## Exercise description
Copy all of the material word for word, except for the pictures.

↓

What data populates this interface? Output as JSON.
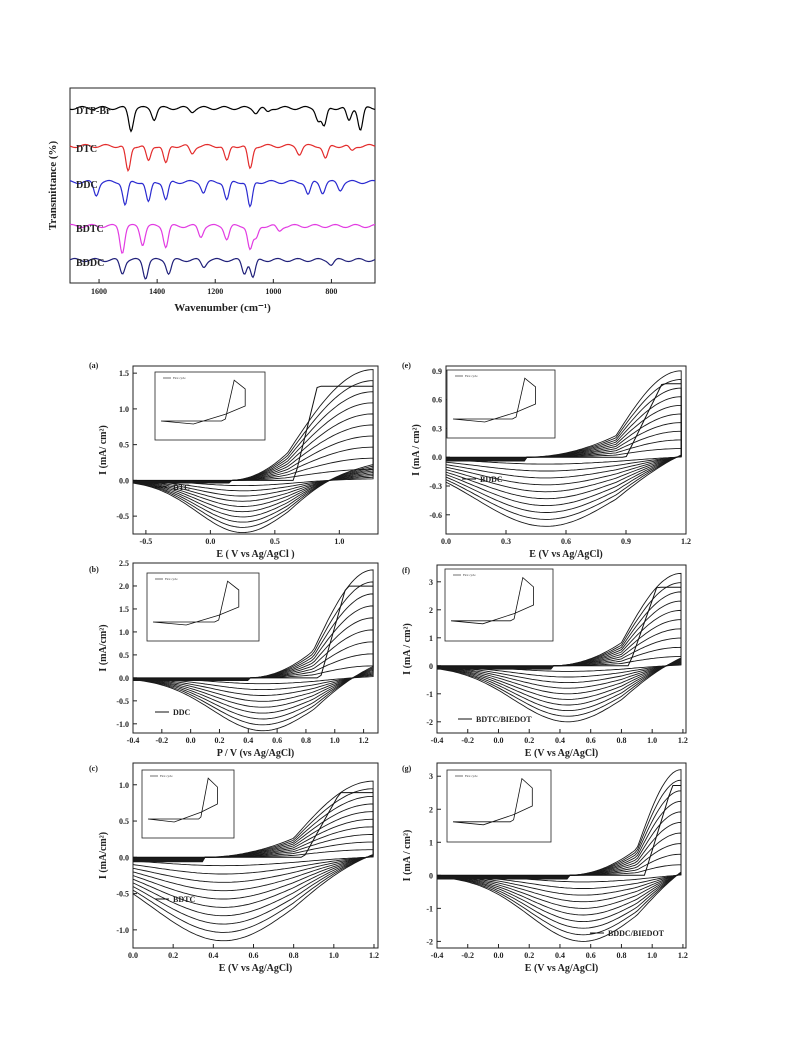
{
  "chart_data": [
    {
      "type": "line",
      "panel": "",
      "xlabel": "Wavenumber (cm⁻¹)",
      "ylabel": "Transmittance (%)",
      "xlim": [
        1700,
        650
      ],
      "xticks": [
        1600,
        1400,
        1200,
        1000,
        800
      ],
      "series": [
        {
          "name": "DTP-Br",
          "color": "#000000",
          "peaks": [
            [
              1490,
              1.0
            ],
            [
              1410,
              0.5
            ],
            [
              1280,
              0.15
            ],
            [
              1060,
              0.2
            ],
            [
              1020,
              0.2
            ],
            [
              845,
              0.55
            ],
            [
              825,
              0.85
            ],
            [
              740,
              0.6
            ],
            [
              700,
              1.0
            ]
          ]
        },
        {
          "name": "DTC",
          "color": "#e32c2c",
          "peaks": [
            [
              1500,
              1.0
            ],
            [
              1430,
              0.6
            ],
            [
              1370,
              0.7
            ],
            [
              1280,
              0.3
            ],
            [
              1160,
              0.6
            ],
            [
              1080,
              0.9
            ],
            [
              910,
              0.3
            ],
            [
              820,
              0.5
            ],
            [
              730,
              0.2
            ]
          ]
        },
        {
          "name": "DDC",
          "color": "#2b2bd0",
          "peaks": [
            [
              1610,
              0.5
            ],
            [
              1510,
              0.9
            ],
            [
              1430,
              0.8
            ],
            [
              1370,
              0.7
            ],
            [
              1240,
              0.4
            ],
            [
              1160,
              0.7
            ],
            [
              1080,
              1.0
            ],
            [
              880,
              0.5
            ],
            [
              830,
              0.4
            ],
            [
              770,
              0.3
            ]
          ]
        },
        {
          "name": "BDTC",
          "color": "#e23be2",
          "peaks": [
            [
              1520,
              1.0
            ],
            [
              1450,
              0.7
            ],
            [
              1370,
              0.8
            ],
            [
              1250,
              0.4
            ],
            [
              1160,
              0.5
            ],
            [
              1080,
              0.9
            ],
            [
              1060,
              0.5
            ],
            [
              980,
              0.2
            ]
          ]
        },
        {
          "name": "BDDC",
          "color": "#20207a",
          "peaks": [
            [
              1520,
              0.6
            ],
            [
              1440,
              0.8
            ],
            [
              1360,
              0.6
            ],
            [
              1240,
              0.3
            ],
            [
              1100,
              0.6
            ],
            [
              1070,
              0.8
            ],
            [
              800,
              0.2
            ]
          ]
        }
      ]
    },
    {
      "type": "line",
      "panel": "(a)",
      "legend": "DTC",
      "inset_legend": "First cycle",
      "xlabel": "E ( V vs Ag/AgCl )",
      "ylabel": "I (mA/ cm²)",
      "xlim": [
        -0.6,
        1.3
      ],
      "ylim": [
        -0.75,
        1.6
      ],
      "xticks": [
        -0.5,
        0.0,
        0.5,
        1.0
      ],
      "yticks": [
        -0.5,
        0.0,
        0.5,
        1.0,
        1.5
      ],
      "cycles": 10,
      "onset": 0.6,
      "peak_max": 1.55,
      "cathodic_peak": -0.73,
      "x_start": -0.6
    },
    {
      "type": "line",
      "panel": "(b)",
      "legend": "DDC",
      "inset_legend": "First cycle",
      "xlabel": "P / V (vs Ag/AgCl)",
      "ylabel": "I (mA/cm²)",
      "xlim": [
        -0.4,
        1.3
      ],
      "ylim": [
        -1.2,
        2.5
      ],
      "xticks": [
        -0.4,
        -0.2,
        0.0,
        0.2,
        0.4,
        0.6,
        0.8,
        1.0,
        1.2
      ],
      "yticks": [
        -1.0,
        -0.5,
        0.0,
        0.5,
        1.0,
        1.5,
        2.0,
        2.5
      ],
      "cycles": 9,
      "onset": 0.85,
      "peak_max": 2.35,
      "cathodic_peak": -1.15,
      "x_start": -0.4
    },
    {
      "type": "line",
      "panel": "(c)",
      "legend": "BDTC",
      "inset_legend": "First cycle",
      "xlabel": "E (V vs Ag/AgCl)",
      "ylabel": "I (mA/cm²)",
      "xlim": [
        0.0,
        1.22
      ],
      "ylim": [
        -1.25,
        1.3
      ],
      "xticks": [
        0.0,
        0.2,
        0.4,
        0.6,
        0.8,
        1.0,
        1.2
      ],
      "yticks": [
        -1.0,
        -0.5,
        0.0,
        0.5,
        1.0
      ],
      "cycles": 10,
      "onset": 0.8,
      "peak_max": 1.05,
      "cathodic_peak": -1.15,
      "x_start": 0.0
    },
    {
      "type": "line",
      "panel": "(e)",
      "legend": "BDDC",
      "inset_legend": "First cycle",
      "xlabel": "E (V vs Ag/AgCl)",
      "ylabel": "I (mA / cm²)",
      "xlim": [
        0.0,
        1.2
      ],
      "ylim": [
        -0.8,
        0.95
      ],
      "xticks": [
        0.0,
        0.3,
        0.6,
        0.9,
        1.2
      ],
      "yticks": [
        -0.6,
        -0.3,
        0.0,
        0.3,
        0.6,
        0.9
      ],
      "cycles": 10,
      "onset": 0.85,
      "peak_max": 0.9,
      "cathodic_peak": -0.72,
      "x_start": 0.0
    },
    {
      "type": "line",
      "panel": "(f)",
      "legend": "BDTC/BIEDOT",
      "inset_legend": "First cycle",
      "xlabel": "E (V vs Ag/AgCl)",
      "ylabel": "I (mA / cm²)",
      "xlim": [
        -0.4,
        1.22
      ],
      "ylim": [
        -2.4,
        3.6
      ],
      "xticks": [
        -0.4,
        -0.2,
        0.0,
        0.2,
        0.4,
        0.6,
        0.8,
        1.0,
        1.2
      ],
      "yticks": [
        -2,
        -1,
        0,
        1,
        2,
        3
      ],
      "cycles": 10,
      "onset": 0.8,
      "peak_max": 3.3,
      "cathodic_peak": -2.0,
      "x_start": -0.4
    },
    {
      "type": "line",
      "panel": "(g)",
      "legend": "BDDC/BIEDOT",
      "inset_legend": "First cycle",
      "xlabel": "E (V vs Ag/AgCl)",
      "ylabel": "I (mA / cm²)",
      "xlim": [
        -0.4,
        1.22
      ],
      "ylim": [
        -2.2,
        3.4
      ],
      "xticks": [
        -0.4,
        -0.2,
        0.0,
        0.2,
        0.4,
        0.6,
        0.8,
        1.0,
        1.2
      ],
      "yticks": [
        -2,
        -1,
        0,
        1,
        2,
        3
      ],
      "cycles": 10,
      "onset": 0.9,
      "peak_max": 3.2,
      "cathodic_peak": -2.0,
      "x_start": -0.4
    }
  ]
}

↑

## Expected answer
What data populates this interface? Output as JSON.
{
  "chart_data": [
    {
      "type": "line",
      "panel": "",
      "xlabel": "Wavenumber (cm⁻¹)",
      "ylabel": "Transmittance (%)",
      "xlim": [
        1700,
        650
      ],
      "xticks": [
        1600,
        1400,
        1200,
        1000,
        800
      ],
      "series": [
        {
          "name": "DTP-Br",
          "color": "#000000",
          "peaks": [
            [
              1490,
              1.0
            ],
            [
              1410,
              0.5
            ],
            [
              1280,
              0.15
            ],
            [
              1060,
              0.2
            ],
            [
              1020,
              0.2
            ],
            [
              845,
              0.55
            ],
            [
              825,
              0.85
            ],
            [
              740,
              0.6
            ],
            [
              700,
              1.0
            ]
          ]
        },
        {
          "name": "DTC",
          "color": "#e32c2c",
          "peaks": [
            [
              1500,
              1.0
            ],
            [
              1430,
              0.6
            ],
            [
              1370,
              0.7
            ],
            [
              1280,
              0.3
            ],
            [
              1160,
              0.6
            ],
            [
              1080,
              0.9
            ],
            [
              910,
              0.3
            ],
            [
              820,
              0.5
            ],
            [
              730,
              0.2
            ]
          ]
        },
        {
          "name": "DDC",
          "color": "#2b2bd0",
          "peaks": [
            [
              1610,
              0.5
            ],
            [
              1510,
              0.9
            ],
            [
              1430,
              0.8
            ],
            [
              1370,
              0.7
            ],
            [
              1240,
              0.4
            ],
            [
              1160,
              0.7
            ],
            [
              1080,
              1.0
            ],
            [
              880,
              0.5
            ],
            [
              830,
              0.4
            ],
            [
              770,
              0.3
            ]
          ]
        },
        {
          "name": "BDTC",
          "color": "#e23be2",
          "peaks": [
            [
              1520,
              1.0
            ],
            [
              1450,
              0.7
            ],
            [
              1370,
              0.8
            ],
            [
              1250,
              0.4
            ],
            [
              1160,
              0.5
            ],
            [
              1080,
              0.9
            ],
            [
              1060,
              0.5
            ],
            [
              980,
              0.2
            ]
          ]
        },
        {
          "name": "BDDC",
          "color": "#20207a",
          "peaks": [
            [
              1520,
              0.6
            ],
            [
              1440,
              0.8
            ],
            [
              1360,
              0.6
            ],
            [
              1240,
              0.3
            ],
            [
              1100,
              0.6
            ],
            [
              1070,
              0.8
            ],
            [
              800,
              0.2
            ]
          ]
        }
      ]
    },
    {
      "type": "line",
      "panel": "(a)",
      "legend": "DTC",
      "inset_legend": "First cycle",
      "xlabel": "E ( V vs Ag/AgCl )",
      "ylabel": "I (mA/ cm²)",
      "xlim": [
        -0.6,
        1.3
      ],
      "ylim": [
        -0.75,
        1.6
      ],
      "xticks": [
        -0.5,
        0.0,
        0.5,
        1.0
      ],
      "yticks": [
        -0.5,
        0.0,
        0.5,
        1.0,
        1.5
      ],
      "cycles": 10,
      "onset": 0.6,
      "peak_max": 1.55,
      "cathodic_peak": -0.73,
      "x_start": -0.6
    },
    {
      "type": "line",
      "panel": "(b)",
      "legend": "DDC",
      "inset_legend": "First cycle",
      "xlabel": "P / V (vs Ag/AgCl)",
      "ylabel": "I (mA/cm²)",
      "xlim": [
        -0.4,
        1.3
      ],
      "ylim": [
        -1.2,
        2.5
      ],
      "xticks": [
        -0.4,
        -0.2,
        0.0,
        0.2,
        0.4,
        0.6,
        0.8,
        1.0,
        1.2
      ],
      "yticks": [
        -1.0,
        -0.5,
        0.0,
        0.5,
        1.0,
        1.5,
        2.0,
        2.5
      ],
      "cycles": 9,
      "onset": 0.85,
      "peak_max": 2.35,
      "cathodic_peak": -1.15,
      "x_start": -0.4
    },
    {
      "type": "line",
      "panel": "(c)",
      "legend": "BDTC",
      "inset_legend": "First cycle",
      "xlabel": "E (V vs Ag/AgCl)",
      "ylabel": "I (mA/cm²)",
      "xlim": [
        0.0,
        1.22
      ],
      "ylim": [
        -1.25,
        1.3
      ],
      "xticks": [
        0.0,
        0.2,
        0.4,
        0.6,
        0.8,
        1.0,
        1.2
      ],
      "yticks": [
        -1.0,
        -0.5,
        0.0,
        0.5,
        1.0
      ],
      "cycles": 10,
      "onset": 0.8,
      "peak_max": 1.05,
      "cathodic_peak": -1.15,
      "x_start": 0.0
    },
    {
      "type": "line",
      "panel": "(e)",
      "legend": "BDDC",
      "inset_legend": "First cycle",
      "xlabel": "E (V vs Ag/AgCl)",
      "ylabel": "I (mA / cm²)",
      "xlim": [
        0.0,
        1.2
      ],
      "ylim": [
        -0.8,
        0.95
      ],
      "xticks": [
        0.0,
        0.3,
        0.6,
        0.9,
        1.2
      ],
      "yticks": [
        -0.6,
        -0.3,
        0.0,
        0.3,
        0.6,
        0.9
      ],
      "cycles": 10,
      "onset": 0.85,
      "peak_max": 0.9,
      "cathodic_peak": -0.72,
      "x_start": 0.0
    },
    {
      "type": "line",
      "panel": "(f)",
      "legend": "BDTC/BIEDOT",
      "inset_legend": "First cycle",
      "xlabel": "E (V vs Ag/AgCl)",
      "ylabel": "I (mA / cm²)",
      "xlim": [
        -0.4,
        1.22
      ],
      "ylim": [
        -2.4,
        3.6
      ],
      "xticks": [
        -0.4,
        -0.2,
        0.0,
        0.2,
        0.4,
        0.6,
        0.8,
        1.0,
        1.2
      ],
      "yticks": [
        -2,
        -1,
        0,
        1,
        2,
        3
      ],
      "cycles": 10,
      "onset": 0.8,
      "peak_max": 3.3,
      "cathodic_peak": -2.0,
      "x_start": -0.4
    },
    {
      "type": "line",
      "panel": "(g)",
      "legend": "BDDC/BIEDOT",
      "inset_legend": "First cycle",
      "xlabel": "E (V vs Ag/AgCl)",
      "ylabel": "I (mA / cm²)",
      "xlim": [
        -0.4,
        1.22
      ],
      "ylim": [
        -2.2,
        3.4
      ],
      "xticks": [
        -0.4,
        -0.2,
        0.0,
        0.2,
        0.4,
        0.6,
        0.8,
        1.0,
        1.2
      ],
      "yticks": [
        -2,
        -1,
        0,
        1,
        2,
        3
      ],
      "cycles": 10,
      "onset": 0.9,
      "peak_max": 3.2,
      "cathodic_peak": -2.0,
      "x_start": -0.4
    }
  ]
}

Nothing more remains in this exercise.